-- begin RECORDS SUPPLIED --
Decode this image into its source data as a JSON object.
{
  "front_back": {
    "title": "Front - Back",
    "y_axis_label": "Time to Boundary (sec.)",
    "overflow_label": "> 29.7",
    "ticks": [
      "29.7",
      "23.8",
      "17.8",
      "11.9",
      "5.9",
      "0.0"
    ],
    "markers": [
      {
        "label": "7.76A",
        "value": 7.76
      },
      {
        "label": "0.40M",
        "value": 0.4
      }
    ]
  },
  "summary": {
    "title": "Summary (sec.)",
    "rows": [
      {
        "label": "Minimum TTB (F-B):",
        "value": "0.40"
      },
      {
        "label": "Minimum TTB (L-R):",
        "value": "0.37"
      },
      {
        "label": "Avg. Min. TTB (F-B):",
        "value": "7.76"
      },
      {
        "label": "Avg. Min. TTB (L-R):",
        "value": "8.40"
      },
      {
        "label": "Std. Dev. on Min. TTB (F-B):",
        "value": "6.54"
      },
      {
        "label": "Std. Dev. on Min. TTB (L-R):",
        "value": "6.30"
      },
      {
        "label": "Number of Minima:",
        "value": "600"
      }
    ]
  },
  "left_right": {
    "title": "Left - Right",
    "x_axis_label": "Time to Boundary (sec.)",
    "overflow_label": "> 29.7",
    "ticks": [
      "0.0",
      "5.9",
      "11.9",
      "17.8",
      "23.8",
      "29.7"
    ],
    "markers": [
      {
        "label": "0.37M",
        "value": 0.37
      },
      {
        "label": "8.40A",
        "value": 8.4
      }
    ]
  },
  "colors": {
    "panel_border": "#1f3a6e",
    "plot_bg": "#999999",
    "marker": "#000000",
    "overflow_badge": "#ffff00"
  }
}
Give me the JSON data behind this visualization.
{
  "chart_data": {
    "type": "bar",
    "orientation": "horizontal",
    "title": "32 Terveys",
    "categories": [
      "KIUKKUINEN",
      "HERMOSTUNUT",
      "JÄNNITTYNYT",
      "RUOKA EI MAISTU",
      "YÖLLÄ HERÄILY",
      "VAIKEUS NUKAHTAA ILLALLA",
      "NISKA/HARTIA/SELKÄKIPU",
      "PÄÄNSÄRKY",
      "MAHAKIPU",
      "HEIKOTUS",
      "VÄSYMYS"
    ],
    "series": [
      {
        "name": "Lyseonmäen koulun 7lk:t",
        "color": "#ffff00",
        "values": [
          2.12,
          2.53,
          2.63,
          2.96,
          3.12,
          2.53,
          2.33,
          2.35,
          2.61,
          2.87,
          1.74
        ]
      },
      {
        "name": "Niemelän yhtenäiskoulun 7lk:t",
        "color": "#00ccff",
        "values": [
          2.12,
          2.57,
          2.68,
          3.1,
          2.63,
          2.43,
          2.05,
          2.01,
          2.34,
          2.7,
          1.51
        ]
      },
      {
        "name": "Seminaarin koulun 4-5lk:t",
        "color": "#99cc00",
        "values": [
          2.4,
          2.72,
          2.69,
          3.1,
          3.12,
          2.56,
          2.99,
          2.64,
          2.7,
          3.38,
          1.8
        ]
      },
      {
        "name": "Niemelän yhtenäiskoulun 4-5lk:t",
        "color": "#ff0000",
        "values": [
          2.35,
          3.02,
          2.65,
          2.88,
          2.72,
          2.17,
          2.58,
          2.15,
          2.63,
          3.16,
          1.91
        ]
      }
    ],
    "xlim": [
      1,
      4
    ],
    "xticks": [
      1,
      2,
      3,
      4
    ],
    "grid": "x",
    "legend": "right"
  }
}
-- end RECORDS SUPPLIED --
- [AIM OF THE EXERCISE] Every entry above should be retyped exactly as shown.

- [FINAL RESULT]
Decode this image into its source data as a JSON object.
{
  "front_back": {
    "title": "Front - Back",
    "y_axis_label": "Time to Boundary (sec.)",
    "overflow_label": "> 29.7",
    "ticks": [
      "29.7",
      "23.8",
      "17.8",
      "11.9",
      "5.9",
      "0.0"
    ],
    "markers": [
      {
        "label": "7.76A",
        "value": 7.76
      },
      {
        "label": "0.40M",
        "value": 0.4
      }
    ]
  },
  "summary": {
    "title": "Summary (sec.)",
    "rows": [
      {
        "label": "Minimum TTB (F-B):",
        "value": "0.40"
      },
      {
        "label": "Minimum TTB (L-R):",
        "value": "0.37"
      },
      {
        "label": "Avg. Min. TTB (F-B):",
        "value": "7.76"
      },
      {
        "label": "Avg. Min. TTB (L-R):",
        "value": "8.40"
      },
      {
        "label": "Std. Dev. on Min. TTB (F-B):",
        "value": "6.54"
      },
      {
        "label": "Std. Dev. on Min. TTB (L-R):",
        "value": "6.30"
      },
      {
        "label": "Number of Minima:",
        "value": "600"
      }
    ]
  },
  "left_right": {
    "title": "Left - Right",
    "x_axis_label": "Time to Boundary (sec.)",
    "overflow_label": "> 29.7",
    "ticks": [
      "0.0",
      "5.9",
      "11.9",
      "17.8",
      "23.8",
      "29.7"
    ],
    "markers": [
      {
        "label": "0.37M",
        "value": 0.37
      },
      {
        "label": "8.40A",
        "value": 8.4
      }
    ]
  },
  "colors": {
    "panel_border": "#1f3a6e",
    "plot_bg": "#999999",
    "marker": "#000000",
    "overflow_badge": "#ffff00"
  }
}
Give me the JSON data behind this visualization.
{
  "chart_data": {
    "type": "bar",
    "orientation": "horizontal",
    "title": "32 Terveys",
    "categories": [
      "KIUKKUINEN",
      "HERMOSTUNUT",
      "JÄNNITTYNYT",
      "RUOKA EI MAISTU",
      "YÖLLÄ HERÄILY",
      "VAIKEUS NUKAHTAA ILLALLA",
      "NISKA/HARTIA/SELKÄKIPU",
      "PÄÄNSÄRKY",
      "MAHAKIPU",
      "HEIKOTUS",
      "VÄSYMYS"
    ],
    "series": [
      {
        "name": "Lyseonmäen koulun 7lk:t",
        "color": "#ffff00",
        "values": [
          2.12,
          2.53,
          2.63,
          2.96,
          3.12,
          2.53,
          2.33,
          2.35,
          2.61,
          2.87,
          1.74
        ]
      },
      {
        "name": "Niemelän yhtenäiskoulun 7lk:t",
        "color": "#00ccff",
        "values": [
          2.12,
          2.57,
          2.68,
          3.1,
          2.63,
          2.43,
          2.05,
          2.01,
          2.34,
          2.7,
          1.51
        ]
      },
      {
        "name": "Seminaarin koulun 4-5lk:t",
        "color": "#99cc00",
        "values": [
          2.4,
          2.72,
          2.69,
          3.1,
          3.12,
          2.56,
          2.99,
          2.64,
          2.7,
          3.38,
          1.8
        ]
      },
      {
        "name": "Niemelän yhtenäiskoulun 4-5lk:t",
        "color": "#ff0000",
        "values": [
          2.35,
          3.02,
          2.65,
          2.88,
          2.72,
          2.17,
          2.58,
          2.15,
          2.63,
          3.16,
          1.91
        ]
      }
    ],
    "xlim": [
      1,
      4
    ],
    "xticks": [
      1,
      2,
      3,
      4
    ],
    "grid": "x",
    "legend": "right"
  }
}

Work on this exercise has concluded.